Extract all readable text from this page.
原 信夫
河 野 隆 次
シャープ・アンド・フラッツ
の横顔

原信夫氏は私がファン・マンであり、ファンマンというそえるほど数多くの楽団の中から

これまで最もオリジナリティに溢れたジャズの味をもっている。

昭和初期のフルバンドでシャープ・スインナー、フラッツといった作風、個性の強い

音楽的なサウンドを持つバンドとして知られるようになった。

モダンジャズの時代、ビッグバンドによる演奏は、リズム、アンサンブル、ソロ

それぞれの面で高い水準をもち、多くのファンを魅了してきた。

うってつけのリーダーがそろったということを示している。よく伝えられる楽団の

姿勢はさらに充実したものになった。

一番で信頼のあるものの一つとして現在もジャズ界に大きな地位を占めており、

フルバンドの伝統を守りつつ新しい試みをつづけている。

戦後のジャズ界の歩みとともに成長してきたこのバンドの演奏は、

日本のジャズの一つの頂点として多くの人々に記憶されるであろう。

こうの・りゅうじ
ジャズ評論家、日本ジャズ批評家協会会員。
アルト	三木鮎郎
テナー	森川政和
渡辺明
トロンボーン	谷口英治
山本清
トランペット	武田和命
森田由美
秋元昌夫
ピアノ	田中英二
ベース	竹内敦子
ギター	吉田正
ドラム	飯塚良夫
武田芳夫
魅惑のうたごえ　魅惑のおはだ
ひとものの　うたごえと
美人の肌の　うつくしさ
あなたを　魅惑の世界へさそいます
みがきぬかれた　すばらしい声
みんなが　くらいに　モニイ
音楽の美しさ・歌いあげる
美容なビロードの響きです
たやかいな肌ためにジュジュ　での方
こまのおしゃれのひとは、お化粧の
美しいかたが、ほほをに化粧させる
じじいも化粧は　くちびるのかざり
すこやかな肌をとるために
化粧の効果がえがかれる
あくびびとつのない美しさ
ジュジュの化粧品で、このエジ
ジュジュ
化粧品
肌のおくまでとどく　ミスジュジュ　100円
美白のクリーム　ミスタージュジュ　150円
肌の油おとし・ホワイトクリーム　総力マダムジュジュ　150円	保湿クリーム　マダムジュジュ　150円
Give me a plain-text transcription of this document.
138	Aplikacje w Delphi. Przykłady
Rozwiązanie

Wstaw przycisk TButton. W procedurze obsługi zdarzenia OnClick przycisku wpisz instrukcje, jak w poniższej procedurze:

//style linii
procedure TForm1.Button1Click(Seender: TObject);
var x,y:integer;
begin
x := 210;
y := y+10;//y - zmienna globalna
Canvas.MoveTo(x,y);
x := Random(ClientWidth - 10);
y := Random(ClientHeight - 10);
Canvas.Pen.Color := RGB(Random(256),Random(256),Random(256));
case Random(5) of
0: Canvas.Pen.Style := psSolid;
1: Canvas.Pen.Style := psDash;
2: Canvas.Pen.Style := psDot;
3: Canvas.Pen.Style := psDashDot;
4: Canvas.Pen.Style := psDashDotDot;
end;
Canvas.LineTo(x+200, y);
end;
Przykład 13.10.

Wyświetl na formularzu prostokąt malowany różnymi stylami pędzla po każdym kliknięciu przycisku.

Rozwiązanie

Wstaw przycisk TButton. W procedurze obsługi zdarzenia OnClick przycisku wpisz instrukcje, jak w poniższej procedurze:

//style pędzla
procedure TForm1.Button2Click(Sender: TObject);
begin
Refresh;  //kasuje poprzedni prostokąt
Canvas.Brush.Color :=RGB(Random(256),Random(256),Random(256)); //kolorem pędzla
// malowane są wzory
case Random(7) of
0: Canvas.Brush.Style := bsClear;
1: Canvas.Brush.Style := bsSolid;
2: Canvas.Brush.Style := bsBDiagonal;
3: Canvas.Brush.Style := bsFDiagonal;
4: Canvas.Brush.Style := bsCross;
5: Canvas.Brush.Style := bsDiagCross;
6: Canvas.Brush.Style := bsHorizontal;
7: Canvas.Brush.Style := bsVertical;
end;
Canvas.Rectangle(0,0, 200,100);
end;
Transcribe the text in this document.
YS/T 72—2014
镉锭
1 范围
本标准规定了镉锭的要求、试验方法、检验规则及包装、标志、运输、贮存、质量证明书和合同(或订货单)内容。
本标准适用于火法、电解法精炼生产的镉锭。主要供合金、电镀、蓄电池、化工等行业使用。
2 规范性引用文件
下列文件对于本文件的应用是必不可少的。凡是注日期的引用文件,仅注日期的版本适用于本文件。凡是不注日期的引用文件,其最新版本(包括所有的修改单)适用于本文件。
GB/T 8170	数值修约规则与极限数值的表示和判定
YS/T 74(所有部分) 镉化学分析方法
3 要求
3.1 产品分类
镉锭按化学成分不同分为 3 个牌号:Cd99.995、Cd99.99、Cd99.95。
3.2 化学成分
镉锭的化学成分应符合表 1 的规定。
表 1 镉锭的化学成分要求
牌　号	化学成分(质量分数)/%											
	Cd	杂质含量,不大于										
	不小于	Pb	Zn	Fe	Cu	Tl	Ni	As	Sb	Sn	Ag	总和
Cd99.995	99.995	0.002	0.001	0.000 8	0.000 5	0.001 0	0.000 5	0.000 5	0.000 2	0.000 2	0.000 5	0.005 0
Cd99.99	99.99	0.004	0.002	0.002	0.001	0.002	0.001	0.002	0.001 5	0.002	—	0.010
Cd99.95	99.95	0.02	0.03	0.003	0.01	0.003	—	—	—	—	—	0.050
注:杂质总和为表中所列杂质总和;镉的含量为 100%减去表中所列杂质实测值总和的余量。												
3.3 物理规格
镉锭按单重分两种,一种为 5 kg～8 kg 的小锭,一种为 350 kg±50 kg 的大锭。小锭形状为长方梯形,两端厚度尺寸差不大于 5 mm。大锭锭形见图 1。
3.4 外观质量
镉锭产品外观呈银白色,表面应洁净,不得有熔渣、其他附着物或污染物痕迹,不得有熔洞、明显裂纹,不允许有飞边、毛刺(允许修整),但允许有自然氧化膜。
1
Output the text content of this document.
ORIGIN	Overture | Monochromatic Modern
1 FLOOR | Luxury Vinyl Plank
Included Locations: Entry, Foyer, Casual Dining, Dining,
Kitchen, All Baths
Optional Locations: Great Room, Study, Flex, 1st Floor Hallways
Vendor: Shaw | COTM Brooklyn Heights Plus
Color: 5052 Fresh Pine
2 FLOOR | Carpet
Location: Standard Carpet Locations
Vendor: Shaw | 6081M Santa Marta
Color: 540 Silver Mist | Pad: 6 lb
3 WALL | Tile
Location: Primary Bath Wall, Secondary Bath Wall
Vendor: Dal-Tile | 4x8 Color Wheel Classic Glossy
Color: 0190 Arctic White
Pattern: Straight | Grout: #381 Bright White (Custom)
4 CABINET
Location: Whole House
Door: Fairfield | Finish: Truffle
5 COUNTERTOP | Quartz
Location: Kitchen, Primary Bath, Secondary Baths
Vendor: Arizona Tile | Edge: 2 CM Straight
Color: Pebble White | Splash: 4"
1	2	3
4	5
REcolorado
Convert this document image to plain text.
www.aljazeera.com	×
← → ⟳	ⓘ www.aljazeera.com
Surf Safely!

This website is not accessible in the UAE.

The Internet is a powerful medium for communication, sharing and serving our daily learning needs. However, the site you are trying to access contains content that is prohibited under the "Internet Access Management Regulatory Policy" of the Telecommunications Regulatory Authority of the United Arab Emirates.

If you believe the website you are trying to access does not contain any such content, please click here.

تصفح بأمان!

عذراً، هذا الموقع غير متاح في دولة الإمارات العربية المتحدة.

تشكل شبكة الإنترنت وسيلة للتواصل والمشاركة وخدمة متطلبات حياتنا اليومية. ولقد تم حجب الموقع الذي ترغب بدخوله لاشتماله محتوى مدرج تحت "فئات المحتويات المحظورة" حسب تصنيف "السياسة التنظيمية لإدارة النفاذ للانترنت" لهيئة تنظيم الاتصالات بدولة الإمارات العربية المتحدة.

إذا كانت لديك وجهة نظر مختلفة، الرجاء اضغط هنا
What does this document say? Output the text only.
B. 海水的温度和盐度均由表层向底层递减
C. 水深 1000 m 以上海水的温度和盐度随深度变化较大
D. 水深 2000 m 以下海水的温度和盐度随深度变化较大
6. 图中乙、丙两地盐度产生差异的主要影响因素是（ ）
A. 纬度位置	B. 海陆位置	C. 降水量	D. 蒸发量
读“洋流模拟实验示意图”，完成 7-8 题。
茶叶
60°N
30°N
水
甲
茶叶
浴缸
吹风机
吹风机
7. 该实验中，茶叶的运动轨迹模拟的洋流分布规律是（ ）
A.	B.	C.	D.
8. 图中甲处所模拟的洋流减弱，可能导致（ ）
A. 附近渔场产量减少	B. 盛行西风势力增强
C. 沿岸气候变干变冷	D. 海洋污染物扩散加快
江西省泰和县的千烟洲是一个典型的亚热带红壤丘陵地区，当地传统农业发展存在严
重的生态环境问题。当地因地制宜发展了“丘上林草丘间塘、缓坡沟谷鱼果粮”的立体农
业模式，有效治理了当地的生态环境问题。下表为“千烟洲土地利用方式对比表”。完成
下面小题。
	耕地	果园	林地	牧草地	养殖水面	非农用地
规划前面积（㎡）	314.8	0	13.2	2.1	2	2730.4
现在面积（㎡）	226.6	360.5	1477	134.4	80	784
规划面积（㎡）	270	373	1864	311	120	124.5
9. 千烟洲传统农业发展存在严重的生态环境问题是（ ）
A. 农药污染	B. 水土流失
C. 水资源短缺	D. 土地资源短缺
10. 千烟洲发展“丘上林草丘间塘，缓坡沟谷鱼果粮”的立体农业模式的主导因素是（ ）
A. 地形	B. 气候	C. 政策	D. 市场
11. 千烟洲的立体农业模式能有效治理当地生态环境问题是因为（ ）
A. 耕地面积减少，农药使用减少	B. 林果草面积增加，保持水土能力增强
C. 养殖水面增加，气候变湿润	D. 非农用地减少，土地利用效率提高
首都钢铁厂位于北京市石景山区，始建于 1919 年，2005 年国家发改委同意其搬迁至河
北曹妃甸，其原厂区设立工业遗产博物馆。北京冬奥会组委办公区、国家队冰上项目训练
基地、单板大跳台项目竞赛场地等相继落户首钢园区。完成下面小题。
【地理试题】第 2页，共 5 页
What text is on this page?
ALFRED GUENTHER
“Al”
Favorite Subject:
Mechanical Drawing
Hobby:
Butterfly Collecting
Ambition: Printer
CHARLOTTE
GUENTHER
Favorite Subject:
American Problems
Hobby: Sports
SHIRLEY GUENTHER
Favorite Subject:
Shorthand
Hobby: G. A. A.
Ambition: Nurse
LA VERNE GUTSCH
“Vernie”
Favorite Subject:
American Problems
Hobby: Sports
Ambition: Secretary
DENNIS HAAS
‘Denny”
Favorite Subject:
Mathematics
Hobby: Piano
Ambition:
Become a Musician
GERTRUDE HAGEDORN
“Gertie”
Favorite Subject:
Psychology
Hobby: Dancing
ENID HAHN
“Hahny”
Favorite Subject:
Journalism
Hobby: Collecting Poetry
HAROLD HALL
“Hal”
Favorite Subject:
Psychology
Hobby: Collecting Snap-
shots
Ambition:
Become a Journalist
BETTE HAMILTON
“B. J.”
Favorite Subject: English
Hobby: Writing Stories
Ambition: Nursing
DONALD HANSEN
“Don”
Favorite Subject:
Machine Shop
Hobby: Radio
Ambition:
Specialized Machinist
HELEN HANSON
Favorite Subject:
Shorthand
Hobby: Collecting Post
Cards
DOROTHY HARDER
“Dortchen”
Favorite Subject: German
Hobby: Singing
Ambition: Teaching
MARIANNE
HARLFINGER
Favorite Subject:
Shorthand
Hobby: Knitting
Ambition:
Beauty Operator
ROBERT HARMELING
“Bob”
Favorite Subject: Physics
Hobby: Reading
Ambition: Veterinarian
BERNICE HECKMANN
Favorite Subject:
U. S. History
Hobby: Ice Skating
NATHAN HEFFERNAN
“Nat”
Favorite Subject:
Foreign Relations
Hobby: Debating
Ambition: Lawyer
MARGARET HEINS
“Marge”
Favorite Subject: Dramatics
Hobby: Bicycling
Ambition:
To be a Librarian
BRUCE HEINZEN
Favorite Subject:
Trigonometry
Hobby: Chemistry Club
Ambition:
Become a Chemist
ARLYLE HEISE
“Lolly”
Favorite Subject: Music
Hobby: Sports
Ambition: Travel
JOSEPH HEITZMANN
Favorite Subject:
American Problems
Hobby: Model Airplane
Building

Exercise aim
Pick out the lines above containing the word "Straight", then copy them.

Correct answer
Pattern: Straight | Grout: #381 Bright White (Custom)
Vendor: Arizona Tile | Edge: 2 CM Straight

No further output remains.